**GOAL**. Filter this material down to the lines that hold "then", copying each one.

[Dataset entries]
+--
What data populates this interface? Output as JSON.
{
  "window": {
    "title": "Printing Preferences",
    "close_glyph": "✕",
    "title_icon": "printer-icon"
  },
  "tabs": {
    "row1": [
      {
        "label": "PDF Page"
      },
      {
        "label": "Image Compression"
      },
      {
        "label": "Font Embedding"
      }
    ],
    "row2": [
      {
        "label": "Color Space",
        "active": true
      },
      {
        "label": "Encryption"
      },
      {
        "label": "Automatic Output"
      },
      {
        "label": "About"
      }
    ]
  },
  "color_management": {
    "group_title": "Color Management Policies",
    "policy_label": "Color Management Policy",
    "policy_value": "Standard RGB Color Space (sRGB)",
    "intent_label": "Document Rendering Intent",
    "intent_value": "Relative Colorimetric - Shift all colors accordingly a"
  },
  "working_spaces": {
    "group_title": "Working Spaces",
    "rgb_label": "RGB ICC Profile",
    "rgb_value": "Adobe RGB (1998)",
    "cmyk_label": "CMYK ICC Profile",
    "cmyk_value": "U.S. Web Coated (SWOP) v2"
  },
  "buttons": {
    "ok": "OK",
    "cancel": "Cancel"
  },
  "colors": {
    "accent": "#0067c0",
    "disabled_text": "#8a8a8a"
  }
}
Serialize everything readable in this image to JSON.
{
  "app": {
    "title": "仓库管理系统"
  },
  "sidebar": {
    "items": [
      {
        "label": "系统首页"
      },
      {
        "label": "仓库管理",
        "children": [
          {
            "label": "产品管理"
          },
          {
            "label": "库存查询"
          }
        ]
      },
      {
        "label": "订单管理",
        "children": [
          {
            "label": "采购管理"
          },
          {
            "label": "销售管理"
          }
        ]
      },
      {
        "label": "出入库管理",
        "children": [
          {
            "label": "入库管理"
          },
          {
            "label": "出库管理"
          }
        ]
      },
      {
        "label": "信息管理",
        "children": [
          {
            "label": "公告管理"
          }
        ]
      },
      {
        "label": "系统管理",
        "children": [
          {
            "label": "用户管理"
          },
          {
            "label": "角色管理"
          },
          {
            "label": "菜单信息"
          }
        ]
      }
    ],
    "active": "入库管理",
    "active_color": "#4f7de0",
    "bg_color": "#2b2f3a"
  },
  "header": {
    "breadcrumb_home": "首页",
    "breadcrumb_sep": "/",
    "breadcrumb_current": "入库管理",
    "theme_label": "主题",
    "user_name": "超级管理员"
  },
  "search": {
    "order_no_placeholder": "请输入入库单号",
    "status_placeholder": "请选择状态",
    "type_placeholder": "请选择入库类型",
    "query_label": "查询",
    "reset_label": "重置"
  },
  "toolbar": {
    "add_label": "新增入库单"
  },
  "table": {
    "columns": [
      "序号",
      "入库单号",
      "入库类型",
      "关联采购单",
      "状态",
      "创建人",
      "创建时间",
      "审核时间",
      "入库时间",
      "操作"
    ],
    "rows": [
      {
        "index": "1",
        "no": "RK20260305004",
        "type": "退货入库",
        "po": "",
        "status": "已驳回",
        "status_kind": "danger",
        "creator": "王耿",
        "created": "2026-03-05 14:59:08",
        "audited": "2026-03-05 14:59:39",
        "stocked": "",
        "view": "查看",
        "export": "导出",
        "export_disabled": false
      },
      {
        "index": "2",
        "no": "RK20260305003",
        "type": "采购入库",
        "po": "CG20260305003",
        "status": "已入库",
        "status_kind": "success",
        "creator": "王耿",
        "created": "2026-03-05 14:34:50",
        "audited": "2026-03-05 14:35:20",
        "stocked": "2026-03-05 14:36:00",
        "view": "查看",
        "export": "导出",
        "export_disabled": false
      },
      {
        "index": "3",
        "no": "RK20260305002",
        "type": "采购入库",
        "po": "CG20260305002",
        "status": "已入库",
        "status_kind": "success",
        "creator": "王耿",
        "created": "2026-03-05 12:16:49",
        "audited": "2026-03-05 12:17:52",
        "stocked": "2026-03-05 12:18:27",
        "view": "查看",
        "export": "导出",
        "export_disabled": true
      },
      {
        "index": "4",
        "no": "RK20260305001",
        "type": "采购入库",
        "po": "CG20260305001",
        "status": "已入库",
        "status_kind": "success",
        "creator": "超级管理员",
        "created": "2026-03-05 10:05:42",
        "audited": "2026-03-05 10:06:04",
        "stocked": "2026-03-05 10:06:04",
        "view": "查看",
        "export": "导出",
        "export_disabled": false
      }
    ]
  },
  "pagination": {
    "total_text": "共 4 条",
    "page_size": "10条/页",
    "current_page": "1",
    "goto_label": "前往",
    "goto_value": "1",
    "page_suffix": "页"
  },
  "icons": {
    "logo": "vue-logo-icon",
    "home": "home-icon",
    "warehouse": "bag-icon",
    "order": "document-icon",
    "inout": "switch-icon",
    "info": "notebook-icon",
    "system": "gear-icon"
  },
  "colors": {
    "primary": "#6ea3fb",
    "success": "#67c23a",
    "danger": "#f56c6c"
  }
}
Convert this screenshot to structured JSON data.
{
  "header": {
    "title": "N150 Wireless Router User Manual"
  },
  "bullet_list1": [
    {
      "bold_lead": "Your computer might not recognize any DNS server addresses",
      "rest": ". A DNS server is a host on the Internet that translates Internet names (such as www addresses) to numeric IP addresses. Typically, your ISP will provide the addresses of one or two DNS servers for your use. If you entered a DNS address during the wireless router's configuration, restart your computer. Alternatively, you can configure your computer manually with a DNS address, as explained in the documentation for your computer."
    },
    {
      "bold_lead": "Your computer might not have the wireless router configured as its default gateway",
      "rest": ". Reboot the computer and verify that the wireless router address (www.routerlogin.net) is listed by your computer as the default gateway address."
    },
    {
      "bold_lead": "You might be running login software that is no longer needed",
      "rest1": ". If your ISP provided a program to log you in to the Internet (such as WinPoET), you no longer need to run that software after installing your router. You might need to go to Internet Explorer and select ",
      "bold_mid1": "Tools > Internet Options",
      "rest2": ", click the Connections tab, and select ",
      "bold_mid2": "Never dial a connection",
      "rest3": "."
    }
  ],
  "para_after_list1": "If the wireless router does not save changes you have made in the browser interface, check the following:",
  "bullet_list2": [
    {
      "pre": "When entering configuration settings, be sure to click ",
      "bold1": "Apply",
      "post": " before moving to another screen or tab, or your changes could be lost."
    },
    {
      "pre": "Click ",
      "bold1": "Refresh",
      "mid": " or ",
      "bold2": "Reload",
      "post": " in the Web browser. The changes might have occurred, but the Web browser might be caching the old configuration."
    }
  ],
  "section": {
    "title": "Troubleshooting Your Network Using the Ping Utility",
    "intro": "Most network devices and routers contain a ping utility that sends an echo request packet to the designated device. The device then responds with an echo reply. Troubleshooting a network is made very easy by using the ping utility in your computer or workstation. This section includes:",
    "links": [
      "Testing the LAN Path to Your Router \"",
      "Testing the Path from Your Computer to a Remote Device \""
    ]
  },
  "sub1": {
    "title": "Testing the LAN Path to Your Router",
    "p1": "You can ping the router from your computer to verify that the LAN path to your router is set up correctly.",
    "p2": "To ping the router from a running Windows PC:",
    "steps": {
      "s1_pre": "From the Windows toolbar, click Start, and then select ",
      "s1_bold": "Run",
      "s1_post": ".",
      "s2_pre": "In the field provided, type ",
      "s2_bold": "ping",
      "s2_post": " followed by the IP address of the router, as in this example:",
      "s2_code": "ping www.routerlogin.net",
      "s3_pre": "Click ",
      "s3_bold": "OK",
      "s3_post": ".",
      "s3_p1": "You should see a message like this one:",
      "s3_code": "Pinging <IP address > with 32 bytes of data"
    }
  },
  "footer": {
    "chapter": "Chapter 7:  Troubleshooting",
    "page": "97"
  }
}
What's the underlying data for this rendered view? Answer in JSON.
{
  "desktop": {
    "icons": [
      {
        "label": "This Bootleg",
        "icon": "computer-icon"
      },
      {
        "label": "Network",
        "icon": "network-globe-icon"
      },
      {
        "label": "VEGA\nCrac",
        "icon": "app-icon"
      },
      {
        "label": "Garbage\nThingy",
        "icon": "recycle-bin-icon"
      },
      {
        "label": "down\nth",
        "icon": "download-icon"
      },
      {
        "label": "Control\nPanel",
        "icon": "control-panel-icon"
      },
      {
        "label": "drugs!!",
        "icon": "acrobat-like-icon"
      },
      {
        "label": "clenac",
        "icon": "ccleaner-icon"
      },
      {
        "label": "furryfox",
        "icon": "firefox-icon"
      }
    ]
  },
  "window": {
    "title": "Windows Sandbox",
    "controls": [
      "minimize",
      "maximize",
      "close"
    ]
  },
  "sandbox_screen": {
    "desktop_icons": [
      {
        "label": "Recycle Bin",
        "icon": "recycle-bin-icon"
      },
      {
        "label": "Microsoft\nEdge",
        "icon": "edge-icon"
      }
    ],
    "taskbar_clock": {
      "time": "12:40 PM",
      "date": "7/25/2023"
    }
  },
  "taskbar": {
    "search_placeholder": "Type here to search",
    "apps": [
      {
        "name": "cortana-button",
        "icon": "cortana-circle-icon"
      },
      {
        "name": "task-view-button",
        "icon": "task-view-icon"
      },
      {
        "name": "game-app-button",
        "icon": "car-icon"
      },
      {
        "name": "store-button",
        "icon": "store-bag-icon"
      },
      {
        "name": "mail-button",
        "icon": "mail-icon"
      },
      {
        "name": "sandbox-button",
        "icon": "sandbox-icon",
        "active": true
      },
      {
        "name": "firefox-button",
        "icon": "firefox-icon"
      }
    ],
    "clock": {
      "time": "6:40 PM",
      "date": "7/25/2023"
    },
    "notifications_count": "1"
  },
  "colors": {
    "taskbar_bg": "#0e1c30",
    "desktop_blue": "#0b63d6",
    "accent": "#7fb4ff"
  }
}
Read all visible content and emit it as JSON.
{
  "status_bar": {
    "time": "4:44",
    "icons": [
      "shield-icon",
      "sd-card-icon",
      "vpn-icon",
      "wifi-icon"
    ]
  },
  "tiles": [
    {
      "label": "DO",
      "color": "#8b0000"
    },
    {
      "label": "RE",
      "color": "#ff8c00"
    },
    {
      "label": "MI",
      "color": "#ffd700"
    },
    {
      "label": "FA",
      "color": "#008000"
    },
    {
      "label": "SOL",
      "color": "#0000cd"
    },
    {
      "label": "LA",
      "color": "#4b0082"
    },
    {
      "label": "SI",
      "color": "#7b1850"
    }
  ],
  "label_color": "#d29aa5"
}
+--
**OUTPUT OF THE TASK**.
    "intro": "Most network devices and routers contain a ping utility that sends an echo request packet to the designated device. The device then responds with an echo reply. Troubleshooting a network is made very easy by using the ping utility in your computer or workstation. This section includes:",
      "s1_pre": "From the Windows toolbar, click Start, and then select ",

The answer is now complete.